◆ **WRITTEN TASK**:
Leave the pictures out. Return all other data exactly.

(Stored records)

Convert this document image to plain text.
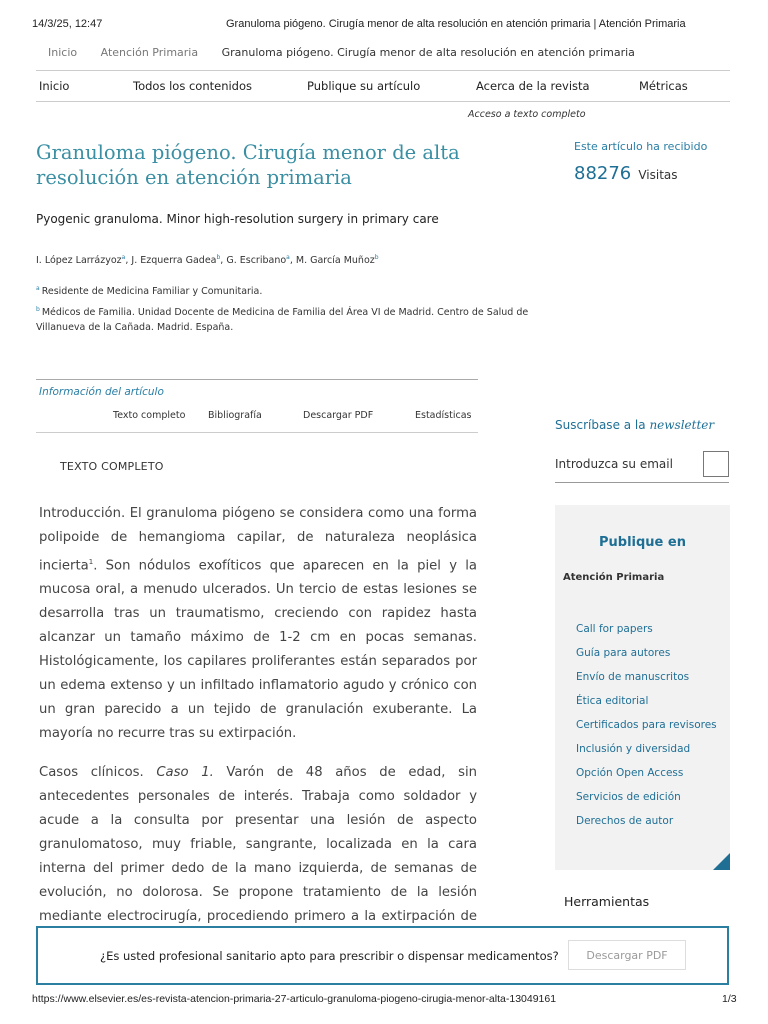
14/3/25, 12:47	Granuloma piógeno. Cirugía menor de alta resolución en atención primaria | Atención Primaria
Inicio Atención Primaria Granuloma piógeno. Cirugía menor de alta resolución en atención primaria
Inicio	Todos los contenidos	Publique su artículo	Acerca de la revista	Métricas
Acceso a texto completo
Granuloma piógeno. Cirugía menor de alta resolución en atención primaria
Este artículo ha recibido
88276 Visitas
Pyogenic granuloma. Minor high-resolution surgery in primary care
I. López Larrázyoz$^a$, J. Ezquerra Gadea$^b$, G. Escribano$^a$, M. García Muñoz$^b$
$^a$ Residente de Medicina Familiar y Comunitaria.
$^b$ Médicos de Familia. Unidad Docente de Medicina de Familia del Área VI de Madrid. Centro de Salud de Villanueva de la Cañada. Madrid. España.
Información del artículo
Texto completo Bibliografía	Descargar PDF	Estadísticas
TEXTO COMPLETO

Introducción. El granuloma piógeno se considera como una forma polipoide de hemangioma capilar, de naturaleza neoplásica incierta$^1$. Son nódulos exofíticos que aparecen en la piel y la mucosa oral, a menudo ulcerados. Un tercio de estas lesiones se desarrolla tras un traumatismo, creciendo con rapidez hasta alcanzar un tamaño máximo de 1-2 cm en pocas semanas. Histológicamente, los capilares proliferantes están separados por un edema extenso y un infiltado inflamatorio agudo y crónico con un gran parecido a un tejido de granulación exuberante. La mayoría no recurre tras su extirpación.

Casos clínicos. Caso 1. Varón de 48 años de edad, sin antecedentes personales de interés. Trabaja como soldador y acude a la consulta por presentar una lesión de aspecto granulomatoso, muy friable, sangrante, localizada en la cara interna del primer dedo de la mano izquierda, de semanas de evolución, no dolorosa. Se propone tratamiento de la lesión mediante electrocirugía, procediendo primero a la extirpación de

Suscríbase a la newsletter
Introduzca su email
Publique en
Atención Primaria
Call for papers
Guía para autores
Envío de manuscritos
Ética editorial
Certificados para revisores
Inclusión y diversidad
Opción Open Access
Servicios de edición
Derechos de autor
Herramientas
¿Es usted profesional sanitario apto para prescribir o dispensar medicamentos?	Descargar PDF
https://www.elsevier.es/es-revista-atencion-primaria-27-articulo-granuloma-piogeno-cirugia-menor-alta-13049161	1/3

◆ **COMPLETED EXERCISE**:
Convert this document image to plain text.
14/3/25, 12:47	Granuloma piógeno. Cirugía menor de alta resolución en atención primaria | Atención Primaria
Inicio Atención Primaria Granuloma piógeno. Cirugía menor de alta resolución en atención primaria
Inicio	Todos los contenidos	Publique su artículo	Acerca de la revista	Métricas
Acceso a texto completo
Granuloma piógeno. Cirugía menor de alta resolución en atención primaria
Este artículo ha recibido
88276 Visitas
Pyogenic granuloma. Minor high-resolution surgery in primary care
I. López Larrázyoz$^a$, J. Ezquerra Gadea$^b$, G. Escribano$^a$, M. García Muñoz$^b$
$^a$ Residente de Medicina Familiar y Comunitaria.
$^b$ Médicos de Familia. Unidad Docente de Medicina de Familia del Área VI de Madrid. Centro de Salud de Villanueva de la Cañada. Madrid. España.
Información del artículo
Texto completo Bibliografía	Descargar PDF	Estadísticas
TEXTO COMPLETO

Introducción. El granuloma piógeno se considera como una forma polipoide de hemangioma capilar, de naturaleza neoplásica incierta$^1$. Son nódulos exofíticos que aparecen en la piel y la mucosa oral, a menudo ulcerados. Un tercio de estas lesiones se desarrolla tras un traumatismo, creciendo con rapidez hasta alcanzar un tamaño máximo de 1-2 cm en pocas semanas. Histológicamente, los capilares proliferantes están separados por un edema extenso y un infiltado inflamatorio agudo y crónico con un gran parecido a un tejido de granulación exuberante. La mayoría no recurre tras su extirpación.

Casos clínicos. Caso 1. Varón de 48 años de edad, sin antecedentes personales de interés. Trabaja como soldador y acude a la consulta por presentar una lesión de aspecto granulomatoso, muy friable, sangrante, localizada en la cara interna del primer dedo de la mano izquierda, de semanas de evolución, no dolorosa. Se propone tratamiento de la lesión mediante electrocirugía, procediendo primero a la extirpación de

Suscríbase a la newsletter
Introduzca su email
Publique en
Atención Primaria
Call for papers
Guía para autores
Envío de manuscritos
Ética editorial
Certificados para revisores
Inclusión y diversidad
Opción Open Access
Servicios de edición
Derechos de autor
Herramientas
¿Es usted profesional sanitario apto para prescribir o dispensar medicamentos?	Descargar PDF
https://www.elsevier.es/es-revista-atencion-primaria-27-articulo-granuloma-piogeno-cirugia-menor-alta-13049161	1/3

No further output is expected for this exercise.